WORK TO BE COMPLETED
Pull out every line from the listing that has the word "title".
BEGIN PROVIDED INFORMATION
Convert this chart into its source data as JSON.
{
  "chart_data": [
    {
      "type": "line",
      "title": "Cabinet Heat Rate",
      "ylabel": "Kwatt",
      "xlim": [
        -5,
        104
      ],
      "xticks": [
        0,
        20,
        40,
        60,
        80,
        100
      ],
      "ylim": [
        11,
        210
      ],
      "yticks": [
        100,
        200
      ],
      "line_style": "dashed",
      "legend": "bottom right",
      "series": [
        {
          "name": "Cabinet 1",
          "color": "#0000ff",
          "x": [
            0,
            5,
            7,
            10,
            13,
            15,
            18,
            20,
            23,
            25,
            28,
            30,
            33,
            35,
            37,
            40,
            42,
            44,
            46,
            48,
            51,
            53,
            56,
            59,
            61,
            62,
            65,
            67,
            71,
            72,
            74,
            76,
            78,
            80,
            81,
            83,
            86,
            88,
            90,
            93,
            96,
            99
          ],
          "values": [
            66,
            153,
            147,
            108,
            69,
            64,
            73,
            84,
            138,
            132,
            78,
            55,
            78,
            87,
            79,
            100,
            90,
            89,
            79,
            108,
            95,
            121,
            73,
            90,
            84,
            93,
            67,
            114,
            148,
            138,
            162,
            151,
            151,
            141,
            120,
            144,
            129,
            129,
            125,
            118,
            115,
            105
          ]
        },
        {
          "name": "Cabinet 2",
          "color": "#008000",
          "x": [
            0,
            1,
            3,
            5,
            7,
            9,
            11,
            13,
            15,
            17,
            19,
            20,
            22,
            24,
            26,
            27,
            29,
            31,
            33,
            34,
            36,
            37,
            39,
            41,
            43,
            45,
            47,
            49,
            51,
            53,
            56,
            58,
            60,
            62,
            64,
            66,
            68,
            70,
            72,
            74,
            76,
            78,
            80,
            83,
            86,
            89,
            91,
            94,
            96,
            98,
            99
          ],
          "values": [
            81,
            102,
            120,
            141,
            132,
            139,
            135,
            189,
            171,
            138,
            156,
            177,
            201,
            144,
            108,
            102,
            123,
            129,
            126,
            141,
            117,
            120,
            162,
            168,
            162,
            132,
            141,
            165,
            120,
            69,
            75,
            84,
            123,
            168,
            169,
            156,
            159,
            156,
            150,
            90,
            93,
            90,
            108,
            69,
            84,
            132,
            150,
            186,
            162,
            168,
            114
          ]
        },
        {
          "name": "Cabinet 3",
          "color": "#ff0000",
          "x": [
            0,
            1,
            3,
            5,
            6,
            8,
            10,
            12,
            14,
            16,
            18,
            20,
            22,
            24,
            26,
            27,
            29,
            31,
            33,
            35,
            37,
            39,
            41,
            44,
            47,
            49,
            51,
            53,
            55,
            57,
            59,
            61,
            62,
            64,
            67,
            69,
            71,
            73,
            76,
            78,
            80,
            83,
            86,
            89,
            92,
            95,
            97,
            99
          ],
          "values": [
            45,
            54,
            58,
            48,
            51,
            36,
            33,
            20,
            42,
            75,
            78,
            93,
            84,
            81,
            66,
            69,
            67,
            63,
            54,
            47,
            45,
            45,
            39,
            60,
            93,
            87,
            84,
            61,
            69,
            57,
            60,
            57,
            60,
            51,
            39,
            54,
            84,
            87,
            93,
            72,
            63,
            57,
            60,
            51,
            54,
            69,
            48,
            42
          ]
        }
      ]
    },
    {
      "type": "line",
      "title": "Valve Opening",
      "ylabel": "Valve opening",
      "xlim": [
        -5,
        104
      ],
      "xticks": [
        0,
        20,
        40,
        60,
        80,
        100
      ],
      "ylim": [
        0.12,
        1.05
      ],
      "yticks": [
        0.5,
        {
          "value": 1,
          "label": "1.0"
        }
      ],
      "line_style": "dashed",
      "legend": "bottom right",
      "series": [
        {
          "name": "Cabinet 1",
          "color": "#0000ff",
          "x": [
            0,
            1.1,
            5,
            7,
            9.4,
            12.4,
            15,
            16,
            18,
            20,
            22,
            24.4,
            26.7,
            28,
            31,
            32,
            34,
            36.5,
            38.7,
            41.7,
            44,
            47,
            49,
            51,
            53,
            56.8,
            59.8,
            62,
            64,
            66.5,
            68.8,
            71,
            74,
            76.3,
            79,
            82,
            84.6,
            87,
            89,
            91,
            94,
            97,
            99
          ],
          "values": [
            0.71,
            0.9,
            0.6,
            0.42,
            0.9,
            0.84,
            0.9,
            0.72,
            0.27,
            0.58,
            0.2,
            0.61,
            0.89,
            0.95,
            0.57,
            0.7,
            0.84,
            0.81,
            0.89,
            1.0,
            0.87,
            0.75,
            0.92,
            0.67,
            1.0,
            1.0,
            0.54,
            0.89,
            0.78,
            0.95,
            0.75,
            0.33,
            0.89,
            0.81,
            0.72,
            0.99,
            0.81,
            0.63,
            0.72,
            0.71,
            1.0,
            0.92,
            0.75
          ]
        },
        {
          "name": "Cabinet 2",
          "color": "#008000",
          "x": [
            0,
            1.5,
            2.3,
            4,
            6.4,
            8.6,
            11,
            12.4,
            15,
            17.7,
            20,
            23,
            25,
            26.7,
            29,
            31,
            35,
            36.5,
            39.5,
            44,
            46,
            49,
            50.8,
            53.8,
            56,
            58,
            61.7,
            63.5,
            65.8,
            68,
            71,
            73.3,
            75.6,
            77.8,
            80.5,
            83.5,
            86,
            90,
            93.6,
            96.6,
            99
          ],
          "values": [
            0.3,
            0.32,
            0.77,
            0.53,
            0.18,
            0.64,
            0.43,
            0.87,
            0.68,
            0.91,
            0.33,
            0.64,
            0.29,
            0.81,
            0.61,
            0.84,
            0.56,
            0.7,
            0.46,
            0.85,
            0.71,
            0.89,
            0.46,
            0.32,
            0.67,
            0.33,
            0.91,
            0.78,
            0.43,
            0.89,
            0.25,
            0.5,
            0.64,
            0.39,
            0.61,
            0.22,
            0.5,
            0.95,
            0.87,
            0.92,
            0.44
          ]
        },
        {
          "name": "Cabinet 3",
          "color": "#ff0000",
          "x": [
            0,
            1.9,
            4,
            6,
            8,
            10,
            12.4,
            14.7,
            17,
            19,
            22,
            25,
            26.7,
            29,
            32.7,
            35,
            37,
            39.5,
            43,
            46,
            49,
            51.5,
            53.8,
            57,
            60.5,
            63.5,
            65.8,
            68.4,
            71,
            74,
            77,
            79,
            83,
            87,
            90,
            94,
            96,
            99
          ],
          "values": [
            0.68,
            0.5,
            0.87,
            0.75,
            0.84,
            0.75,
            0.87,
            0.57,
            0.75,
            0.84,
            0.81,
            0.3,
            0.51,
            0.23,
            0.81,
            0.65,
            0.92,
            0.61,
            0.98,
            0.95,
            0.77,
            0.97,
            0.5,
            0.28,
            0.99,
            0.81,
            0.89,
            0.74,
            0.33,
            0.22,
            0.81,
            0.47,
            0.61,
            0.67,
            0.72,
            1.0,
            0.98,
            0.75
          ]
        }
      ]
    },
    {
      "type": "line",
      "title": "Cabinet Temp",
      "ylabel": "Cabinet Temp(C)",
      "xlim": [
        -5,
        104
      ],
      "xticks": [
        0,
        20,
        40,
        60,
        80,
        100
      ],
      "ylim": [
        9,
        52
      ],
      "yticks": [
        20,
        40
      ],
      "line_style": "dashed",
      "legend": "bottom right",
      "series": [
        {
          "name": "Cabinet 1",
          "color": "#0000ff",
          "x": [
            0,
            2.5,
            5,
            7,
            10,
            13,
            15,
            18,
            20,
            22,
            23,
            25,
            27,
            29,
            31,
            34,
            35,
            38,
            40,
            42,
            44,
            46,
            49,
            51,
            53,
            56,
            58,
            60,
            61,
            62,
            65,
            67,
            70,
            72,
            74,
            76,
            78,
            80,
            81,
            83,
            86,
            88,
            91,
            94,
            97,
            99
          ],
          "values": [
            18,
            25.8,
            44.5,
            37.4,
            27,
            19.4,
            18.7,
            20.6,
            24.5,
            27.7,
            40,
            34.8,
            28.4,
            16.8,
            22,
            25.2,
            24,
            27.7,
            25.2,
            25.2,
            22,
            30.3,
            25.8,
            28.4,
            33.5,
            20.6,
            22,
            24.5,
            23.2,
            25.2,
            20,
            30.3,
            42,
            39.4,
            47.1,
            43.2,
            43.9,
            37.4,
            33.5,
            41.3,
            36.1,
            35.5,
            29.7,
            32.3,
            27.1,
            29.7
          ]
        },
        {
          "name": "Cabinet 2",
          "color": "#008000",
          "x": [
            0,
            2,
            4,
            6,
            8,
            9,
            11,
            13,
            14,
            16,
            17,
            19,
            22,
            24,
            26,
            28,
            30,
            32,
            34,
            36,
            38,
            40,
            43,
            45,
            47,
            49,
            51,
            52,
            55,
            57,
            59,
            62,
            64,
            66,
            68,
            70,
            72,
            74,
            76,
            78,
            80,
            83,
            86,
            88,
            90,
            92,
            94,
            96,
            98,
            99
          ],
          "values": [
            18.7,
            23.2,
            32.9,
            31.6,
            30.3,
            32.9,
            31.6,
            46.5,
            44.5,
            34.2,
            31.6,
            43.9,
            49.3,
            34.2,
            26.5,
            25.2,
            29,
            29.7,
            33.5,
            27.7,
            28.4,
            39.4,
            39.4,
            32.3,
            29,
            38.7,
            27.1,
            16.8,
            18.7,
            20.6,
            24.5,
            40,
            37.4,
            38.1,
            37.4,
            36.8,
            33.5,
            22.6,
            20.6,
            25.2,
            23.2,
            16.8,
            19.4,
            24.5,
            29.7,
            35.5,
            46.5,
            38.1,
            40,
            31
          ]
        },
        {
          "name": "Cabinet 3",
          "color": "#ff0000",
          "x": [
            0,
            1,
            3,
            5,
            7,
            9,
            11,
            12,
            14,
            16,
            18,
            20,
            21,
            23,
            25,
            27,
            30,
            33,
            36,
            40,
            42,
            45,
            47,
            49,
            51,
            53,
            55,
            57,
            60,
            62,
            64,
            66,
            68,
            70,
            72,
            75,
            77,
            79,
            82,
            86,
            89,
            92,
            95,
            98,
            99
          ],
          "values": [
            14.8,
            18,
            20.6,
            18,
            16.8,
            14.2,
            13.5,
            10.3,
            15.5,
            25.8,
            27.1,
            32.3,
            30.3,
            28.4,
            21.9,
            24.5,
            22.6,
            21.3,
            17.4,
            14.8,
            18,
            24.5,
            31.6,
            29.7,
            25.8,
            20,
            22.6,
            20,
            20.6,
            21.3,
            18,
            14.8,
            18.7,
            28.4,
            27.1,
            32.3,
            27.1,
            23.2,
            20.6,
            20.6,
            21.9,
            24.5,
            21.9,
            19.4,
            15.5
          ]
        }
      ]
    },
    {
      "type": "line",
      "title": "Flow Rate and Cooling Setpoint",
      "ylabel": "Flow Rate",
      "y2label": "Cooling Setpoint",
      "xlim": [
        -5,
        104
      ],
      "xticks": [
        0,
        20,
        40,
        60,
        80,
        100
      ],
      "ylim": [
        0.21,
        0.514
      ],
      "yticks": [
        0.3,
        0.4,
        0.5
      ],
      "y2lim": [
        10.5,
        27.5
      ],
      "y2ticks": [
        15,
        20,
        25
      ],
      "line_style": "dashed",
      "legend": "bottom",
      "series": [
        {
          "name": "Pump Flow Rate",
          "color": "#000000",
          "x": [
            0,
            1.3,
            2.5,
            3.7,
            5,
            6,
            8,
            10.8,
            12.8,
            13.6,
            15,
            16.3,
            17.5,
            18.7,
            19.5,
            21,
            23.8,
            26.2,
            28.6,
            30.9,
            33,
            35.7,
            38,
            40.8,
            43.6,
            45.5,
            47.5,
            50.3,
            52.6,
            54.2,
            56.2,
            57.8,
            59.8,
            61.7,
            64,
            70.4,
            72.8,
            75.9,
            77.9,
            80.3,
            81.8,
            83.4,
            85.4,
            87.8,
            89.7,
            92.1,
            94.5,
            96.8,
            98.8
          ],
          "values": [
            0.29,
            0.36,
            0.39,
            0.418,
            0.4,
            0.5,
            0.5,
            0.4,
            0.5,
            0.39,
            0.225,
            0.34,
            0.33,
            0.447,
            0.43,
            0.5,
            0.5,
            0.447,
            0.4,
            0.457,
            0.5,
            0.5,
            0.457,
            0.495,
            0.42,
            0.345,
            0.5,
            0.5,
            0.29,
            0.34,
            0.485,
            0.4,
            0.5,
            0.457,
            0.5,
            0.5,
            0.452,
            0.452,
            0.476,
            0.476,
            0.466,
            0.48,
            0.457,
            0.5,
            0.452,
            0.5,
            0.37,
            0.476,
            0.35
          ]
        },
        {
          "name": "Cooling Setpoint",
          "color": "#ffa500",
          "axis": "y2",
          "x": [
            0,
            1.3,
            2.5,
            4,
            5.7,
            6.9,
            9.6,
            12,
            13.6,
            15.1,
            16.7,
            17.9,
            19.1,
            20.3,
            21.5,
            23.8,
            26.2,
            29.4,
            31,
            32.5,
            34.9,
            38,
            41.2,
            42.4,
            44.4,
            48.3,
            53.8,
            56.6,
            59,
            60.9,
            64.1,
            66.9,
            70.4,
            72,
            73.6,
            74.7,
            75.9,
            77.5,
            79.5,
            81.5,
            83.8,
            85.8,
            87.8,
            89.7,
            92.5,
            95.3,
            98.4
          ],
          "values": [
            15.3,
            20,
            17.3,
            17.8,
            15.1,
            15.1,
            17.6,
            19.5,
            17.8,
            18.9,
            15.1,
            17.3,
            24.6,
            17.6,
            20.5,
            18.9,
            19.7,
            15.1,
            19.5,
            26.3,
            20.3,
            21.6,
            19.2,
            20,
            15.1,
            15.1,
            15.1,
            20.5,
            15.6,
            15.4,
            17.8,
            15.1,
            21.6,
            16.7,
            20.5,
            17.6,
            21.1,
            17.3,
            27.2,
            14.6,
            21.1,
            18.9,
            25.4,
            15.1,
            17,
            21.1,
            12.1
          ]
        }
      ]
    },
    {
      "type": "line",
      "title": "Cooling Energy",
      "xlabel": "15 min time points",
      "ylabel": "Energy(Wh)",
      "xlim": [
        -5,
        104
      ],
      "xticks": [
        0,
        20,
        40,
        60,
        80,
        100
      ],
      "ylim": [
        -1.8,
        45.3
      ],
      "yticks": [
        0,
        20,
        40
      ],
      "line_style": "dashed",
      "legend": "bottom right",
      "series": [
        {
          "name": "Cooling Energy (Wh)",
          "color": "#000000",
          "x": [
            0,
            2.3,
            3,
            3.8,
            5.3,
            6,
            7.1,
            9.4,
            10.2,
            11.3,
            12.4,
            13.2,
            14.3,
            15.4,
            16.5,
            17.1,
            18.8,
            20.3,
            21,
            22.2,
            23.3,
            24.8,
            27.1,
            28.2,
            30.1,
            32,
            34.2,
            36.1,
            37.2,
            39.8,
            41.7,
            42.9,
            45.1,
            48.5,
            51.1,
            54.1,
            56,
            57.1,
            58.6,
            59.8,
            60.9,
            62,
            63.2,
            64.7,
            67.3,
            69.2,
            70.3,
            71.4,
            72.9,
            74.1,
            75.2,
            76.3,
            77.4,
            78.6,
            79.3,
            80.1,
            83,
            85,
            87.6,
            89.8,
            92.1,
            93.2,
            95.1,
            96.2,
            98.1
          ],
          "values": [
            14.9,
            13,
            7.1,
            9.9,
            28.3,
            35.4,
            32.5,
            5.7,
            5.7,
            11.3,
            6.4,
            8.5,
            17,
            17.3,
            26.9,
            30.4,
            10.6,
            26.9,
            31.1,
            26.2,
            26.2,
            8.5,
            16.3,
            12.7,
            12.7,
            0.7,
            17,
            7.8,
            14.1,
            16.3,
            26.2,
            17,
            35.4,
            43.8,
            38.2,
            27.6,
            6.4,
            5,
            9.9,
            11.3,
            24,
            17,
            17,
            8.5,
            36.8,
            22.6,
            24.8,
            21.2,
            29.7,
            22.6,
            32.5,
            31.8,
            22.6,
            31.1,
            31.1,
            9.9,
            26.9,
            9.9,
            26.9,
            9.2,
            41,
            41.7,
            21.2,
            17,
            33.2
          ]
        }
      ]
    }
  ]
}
END PROVIDED INFORMATION
SOLUTION
      "title": "Cabinet Heat Rate",
      "title": "Valve Opening",
      "title": "Cabinet Temp",
      "title": "Flow Rate and Cooling Setpoint",
      "title": "Cooling Energy",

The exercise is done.